* _Short task_
Produce a verbatim copy of the entries listed below.

* _Data rows_
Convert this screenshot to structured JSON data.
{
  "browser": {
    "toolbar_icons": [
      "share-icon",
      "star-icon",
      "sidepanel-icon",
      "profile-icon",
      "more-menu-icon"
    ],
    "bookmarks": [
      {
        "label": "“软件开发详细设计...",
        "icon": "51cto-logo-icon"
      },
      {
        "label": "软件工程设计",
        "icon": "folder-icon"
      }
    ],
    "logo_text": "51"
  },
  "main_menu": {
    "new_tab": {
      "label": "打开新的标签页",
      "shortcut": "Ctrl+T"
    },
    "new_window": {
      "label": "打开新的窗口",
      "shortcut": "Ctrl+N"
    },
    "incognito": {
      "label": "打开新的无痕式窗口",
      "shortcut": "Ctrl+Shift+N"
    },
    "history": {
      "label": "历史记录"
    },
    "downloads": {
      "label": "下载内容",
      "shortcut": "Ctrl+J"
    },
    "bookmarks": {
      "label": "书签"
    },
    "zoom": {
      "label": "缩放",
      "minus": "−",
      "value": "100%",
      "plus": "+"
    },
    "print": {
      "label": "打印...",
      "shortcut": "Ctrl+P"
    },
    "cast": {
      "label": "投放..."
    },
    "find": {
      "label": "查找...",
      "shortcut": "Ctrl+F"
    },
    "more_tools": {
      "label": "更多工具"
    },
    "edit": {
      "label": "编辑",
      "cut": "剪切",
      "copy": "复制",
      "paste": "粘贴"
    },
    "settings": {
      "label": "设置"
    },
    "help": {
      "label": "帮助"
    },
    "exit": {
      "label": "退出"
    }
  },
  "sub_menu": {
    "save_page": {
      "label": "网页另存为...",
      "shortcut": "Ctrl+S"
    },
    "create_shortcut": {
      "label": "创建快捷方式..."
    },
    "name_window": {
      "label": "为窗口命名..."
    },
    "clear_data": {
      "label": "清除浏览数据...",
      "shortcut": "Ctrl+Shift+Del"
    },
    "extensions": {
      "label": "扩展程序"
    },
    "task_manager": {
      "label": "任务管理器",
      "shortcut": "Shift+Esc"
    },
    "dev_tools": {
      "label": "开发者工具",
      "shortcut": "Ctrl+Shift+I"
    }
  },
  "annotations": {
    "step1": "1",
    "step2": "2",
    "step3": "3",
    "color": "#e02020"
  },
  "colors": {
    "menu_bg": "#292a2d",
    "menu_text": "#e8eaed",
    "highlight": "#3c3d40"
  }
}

* _Written reply_
Convert this screenshot to structured JSON data.
{
  "browser": {
    "toolbar_icons": [
      "share-icon",
      "star-icon",
      "sidepanel-icon",
      "profile-icon",
      "more-menu-icon"
    ],
    "bookmarks": [
      {
        "label": "“软件开发详细设计...",
        "icon": "51cto-logo-icon"
      },
      {
        "label": "软件工程设计",
        "icon": "folder-icon"
      }
    ],
    "logo_text": "51"
  },
  "main_menu": {
    "new_tab": {
      "label": "打开新的标签页",
      "shortcut": "Ctrl+T"
    },
    "new_window": {
      "label": "打开新的窗口",
      "shortcut": "Ctrl+N"
    },
    "incognito": {
      "label": "打开新的无痕式窗口",
      "shortcut": "Ctrl+Shift+N"
    },
    "history": {
      "label": "历史记录"
    },
    "downloads": {
      "label": "下载内容",
      "shortcut": "Ctrl+J"
    },
    "bookmarks": {
      "label": "书签"
    },
    "zoom": {
      "label": "缩放",
      "minus": "−",
      "value": "100%",
      "plus": "+"
    },
    "print": {
      "label": "打印...",
      "shortcut": "Ctrl+P"
    },
    "cast": {
      "label": "投放..."
    },
    "find": {
      "label": "查找...",
      "shortcut": "Ctrl+F"
    },
    "more_tools": {
      "label": "更多工具"
    },
    "edit": {
      "label": "编辑",
      "cut": "剪切",
      "copy": "复制",
      "paste": "粘贴"
    },
    "settings": {
      "label": "设置"
    },
    "help": {
      "label": "帮助"
    },
    "exit": {
      "label": "退出"
    }
  },
  "sub_menu": {
    "save_page": {
      "label": "网页另存为...",
      "shortcut": "Ctrl+S"
    },
    "create_shortcut": {
      "label": "创建快捷方式..."
    },
    "name_window": {
      "label": "为窗口命名..."
    },
    "clear_data": {
      "label": "清除浏览数据...",
      "shortcut": "Ctrl+Shift+Del"
    },
    "extensions": {
      "label": "扩展程序"
    },
    "task_manager": {
      "label": "任务管理器",
      "shortcut": "Shift+Esc"
    },
    "dev_tools": {
      "label": "开发者工具",
      "shortcut": "Ctrl+Shift+I"
    }
  },
  "annotations": {
    "step1": "1",
    "step2": "2",
    "step3": "3",
    "color": "#e02020"
  },
  "colors": {
    "menu_bg": "#292a2d",
    "menu_text": "#e8eaed",
    "highlight": "#3c3d40"
  }
}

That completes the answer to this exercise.